-- EXERCISE --
Of the lines in the listing, how many include the string "incineration"? Write the number and nothing else.

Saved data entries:
╭──
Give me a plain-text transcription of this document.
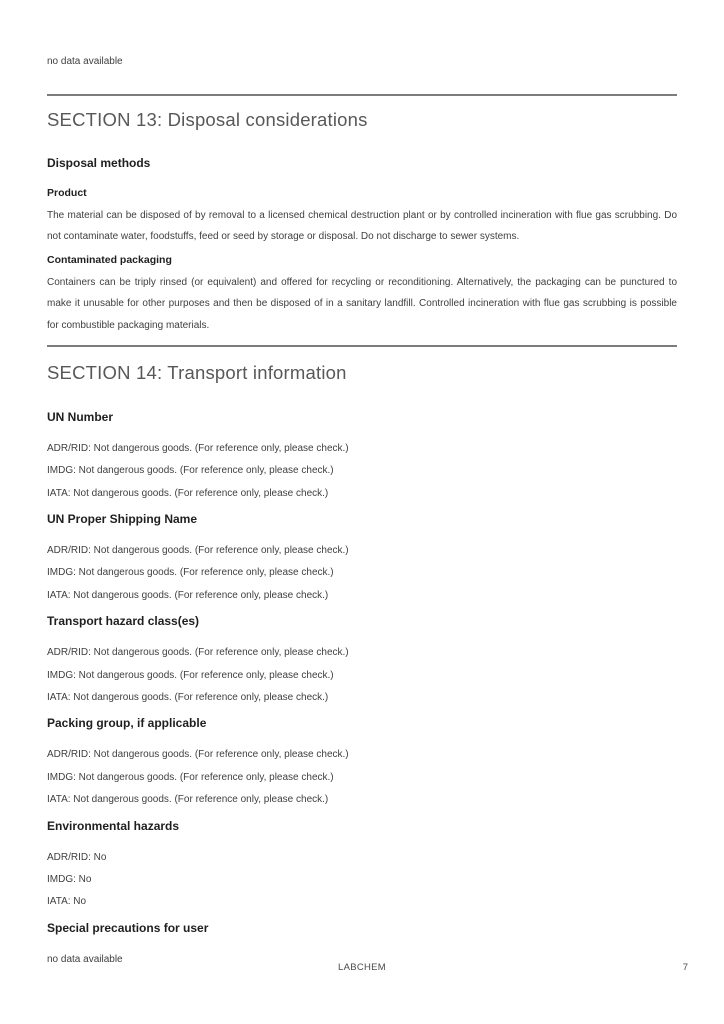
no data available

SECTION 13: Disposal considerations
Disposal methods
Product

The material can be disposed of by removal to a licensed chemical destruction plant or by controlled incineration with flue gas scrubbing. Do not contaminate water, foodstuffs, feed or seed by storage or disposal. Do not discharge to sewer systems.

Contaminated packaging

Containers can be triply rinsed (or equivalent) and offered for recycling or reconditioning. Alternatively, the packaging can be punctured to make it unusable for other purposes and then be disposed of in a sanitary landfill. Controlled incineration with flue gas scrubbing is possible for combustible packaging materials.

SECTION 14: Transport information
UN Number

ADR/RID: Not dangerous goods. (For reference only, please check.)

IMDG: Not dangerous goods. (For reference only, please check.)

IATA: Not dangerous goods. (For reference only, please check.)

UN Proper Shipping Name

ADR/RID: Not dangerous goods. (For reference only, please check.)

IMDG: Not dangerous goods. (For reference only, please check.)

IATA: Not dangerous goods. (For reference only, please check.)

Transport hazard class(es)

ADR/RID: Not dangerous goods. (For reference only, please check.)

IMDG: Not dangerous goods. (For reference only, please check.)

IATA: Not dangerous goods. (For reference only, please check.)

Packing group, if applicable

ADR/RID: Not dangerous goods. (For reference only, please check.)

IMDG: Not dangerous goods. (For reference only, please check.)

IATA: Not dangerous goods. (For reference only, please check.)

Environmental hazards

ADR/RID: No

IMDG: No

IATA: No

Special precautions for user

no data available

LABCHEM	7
╰──
╭──
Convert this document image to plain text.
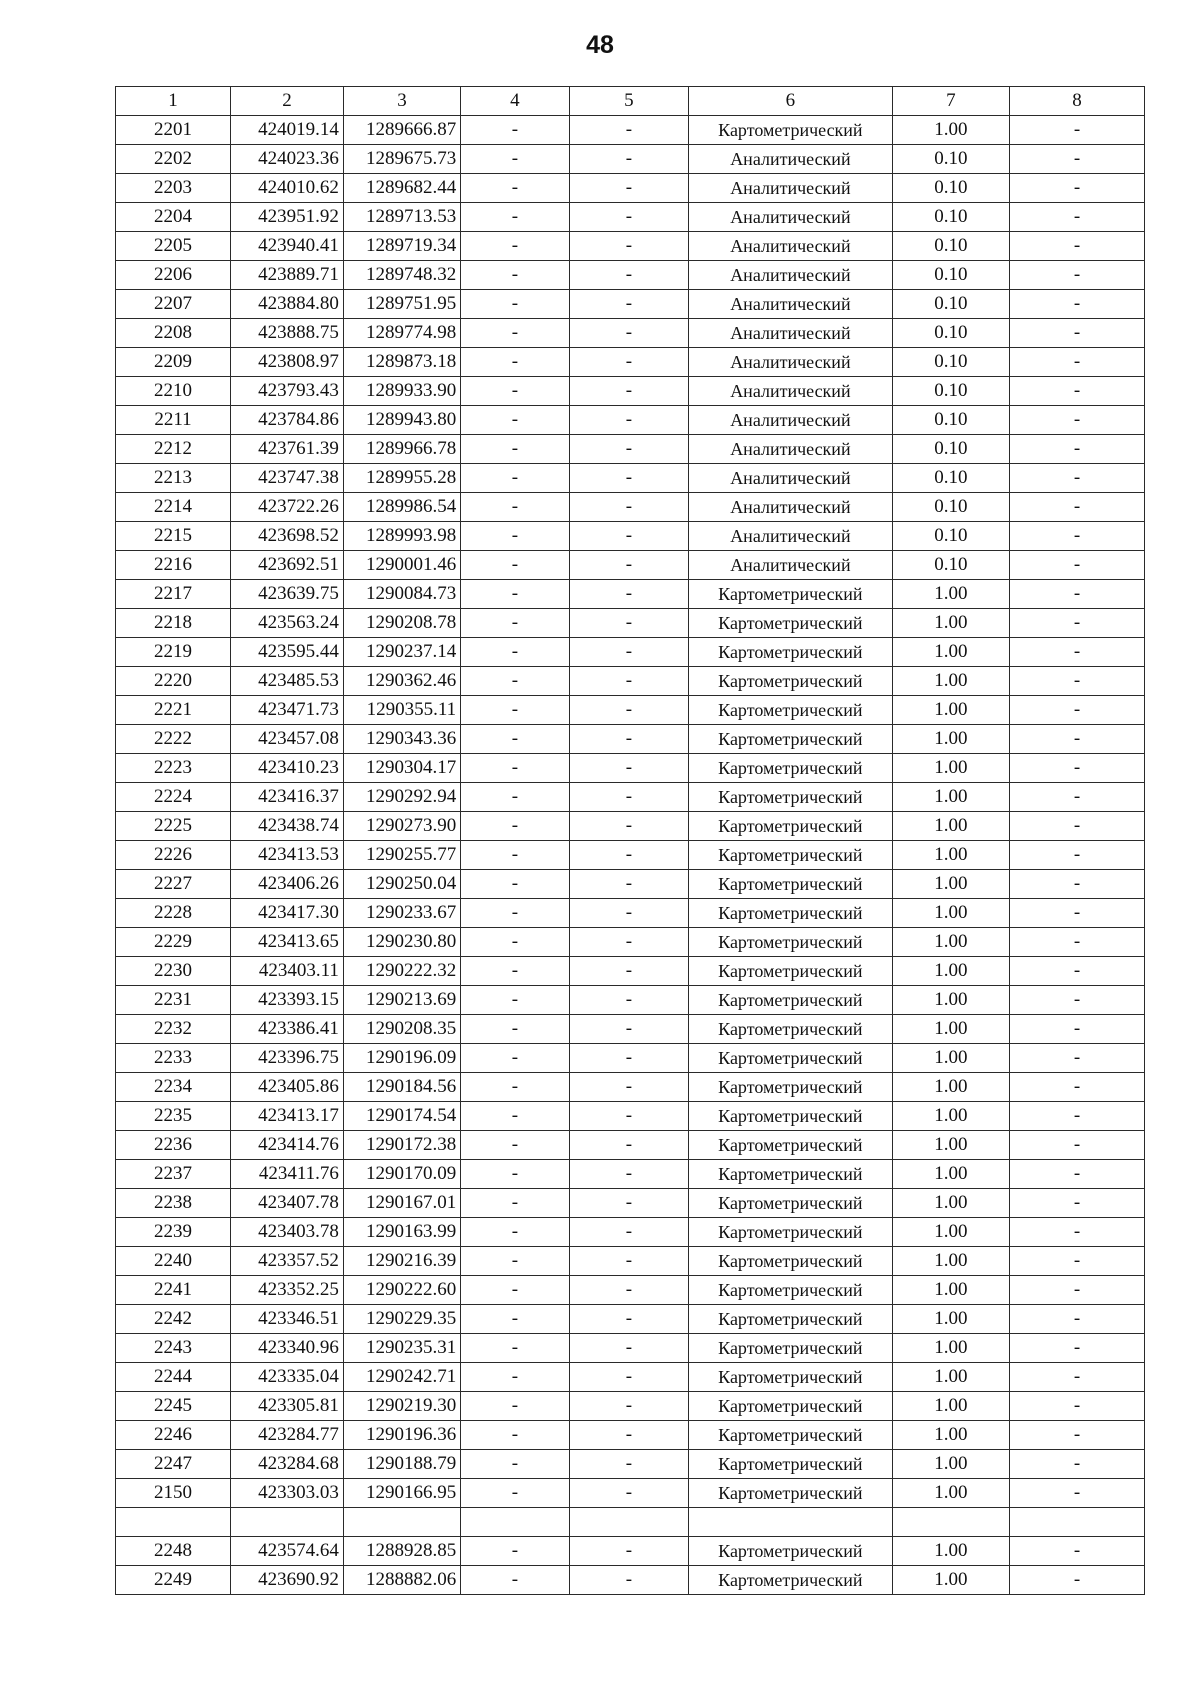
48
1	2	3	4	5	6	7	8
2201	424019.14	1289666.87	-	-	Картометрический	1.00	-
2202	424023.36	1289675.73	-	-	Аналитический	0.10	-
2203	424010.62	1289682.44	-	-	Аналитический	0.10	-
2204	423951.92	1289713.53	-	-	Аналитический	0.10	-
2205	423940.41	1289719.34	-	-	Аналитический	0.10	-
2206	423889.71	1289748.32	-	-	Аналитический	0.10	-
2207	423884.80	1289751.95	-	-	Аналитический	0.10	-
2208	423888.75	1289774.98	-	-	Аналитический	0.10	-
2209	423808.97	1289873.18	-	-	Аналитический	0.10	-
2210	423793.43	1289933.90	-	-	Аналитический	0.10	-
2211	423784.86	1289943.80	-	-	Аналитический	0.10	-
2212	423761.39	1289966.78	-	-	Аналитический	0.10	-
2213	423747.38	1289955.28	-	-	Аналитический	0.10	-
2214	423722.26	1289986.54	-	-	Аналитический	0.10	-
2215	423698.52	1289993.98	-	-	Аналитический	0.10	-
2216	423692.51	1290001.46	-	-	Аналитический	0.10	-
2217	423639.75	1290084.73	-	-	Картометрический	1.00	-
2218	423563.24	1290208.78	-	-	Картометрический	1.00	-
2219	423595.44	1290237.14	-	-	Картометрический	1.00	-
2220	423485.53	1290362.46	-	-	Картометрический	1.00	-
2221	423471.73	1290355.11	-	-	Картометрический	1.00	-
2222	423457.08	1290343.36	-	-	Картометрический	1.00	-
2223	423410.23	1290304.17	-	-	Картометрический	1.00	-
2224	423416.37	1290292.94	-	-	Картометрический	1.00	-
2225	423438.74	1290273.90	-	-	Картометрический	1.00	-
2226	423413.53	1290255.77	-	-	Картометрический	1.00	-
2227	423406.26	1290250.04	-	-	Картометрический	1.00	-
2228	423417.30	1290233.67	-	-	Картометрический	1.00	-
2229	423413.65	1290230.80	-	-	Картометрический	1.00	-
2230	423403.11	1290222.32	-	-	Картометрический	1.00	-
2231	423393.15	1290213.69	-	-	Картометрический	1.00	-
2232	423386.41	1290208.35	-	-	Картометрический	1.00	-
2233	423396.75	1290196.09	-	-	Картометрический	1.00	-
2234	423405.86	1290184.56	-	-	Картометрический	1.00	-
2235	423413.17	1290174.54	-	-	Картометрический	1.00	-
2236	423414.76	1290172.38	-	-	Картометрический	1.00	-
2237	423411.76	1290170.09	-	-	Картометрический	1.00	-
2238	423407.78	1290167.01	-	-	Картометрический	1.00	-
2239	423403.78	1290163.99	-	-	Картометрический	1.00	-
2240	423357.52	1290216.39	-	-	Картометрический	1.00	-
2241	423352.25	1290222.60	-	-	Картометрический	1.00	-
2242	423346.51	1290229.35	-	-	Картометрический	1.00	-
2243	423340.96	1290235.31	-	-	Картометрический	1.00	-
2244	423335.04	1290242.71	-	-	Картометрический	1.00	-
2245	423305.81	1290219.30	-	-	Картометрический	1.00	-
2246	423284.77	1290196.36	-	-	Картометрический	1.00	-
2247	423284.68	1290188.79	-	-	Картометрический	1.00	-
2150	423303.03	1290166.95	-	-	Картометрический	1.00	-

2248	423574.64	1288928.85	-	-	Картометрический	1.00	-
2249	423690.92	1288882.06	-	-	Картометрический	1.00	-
╰──
╭──
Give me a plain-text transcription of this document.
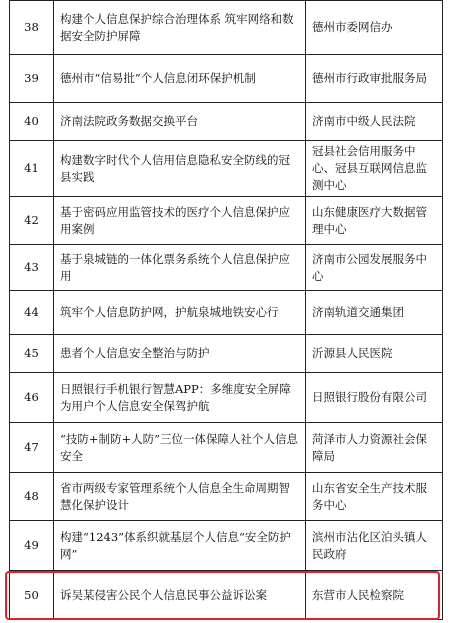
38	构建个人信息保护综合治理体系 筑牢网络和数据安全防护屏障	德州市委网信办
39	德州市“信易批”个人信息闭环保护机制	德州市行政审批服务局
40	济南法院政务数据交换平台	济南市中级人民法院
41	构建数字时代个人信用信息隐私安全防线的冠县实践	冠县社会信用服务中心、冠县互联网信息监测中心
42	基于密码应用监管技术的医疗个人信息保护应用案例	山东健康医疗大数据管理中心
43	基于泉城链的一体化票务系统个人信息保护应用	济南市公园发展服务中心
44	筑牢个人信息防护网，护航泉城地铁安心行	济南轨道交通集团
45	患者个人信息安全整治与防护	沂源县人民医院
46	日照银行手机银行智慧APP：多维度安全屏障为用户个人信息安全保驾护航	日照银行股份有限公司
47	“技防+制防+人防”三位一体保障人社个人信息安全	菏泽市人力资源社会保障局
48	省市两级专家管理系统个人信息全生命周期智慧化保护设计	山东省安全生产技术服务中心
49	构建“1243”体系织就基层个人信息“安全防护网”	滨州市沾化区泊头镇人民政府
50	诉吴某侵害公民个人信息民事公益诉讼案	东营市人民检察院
╰──
-- RESULT OF THIS EXERCISE --
2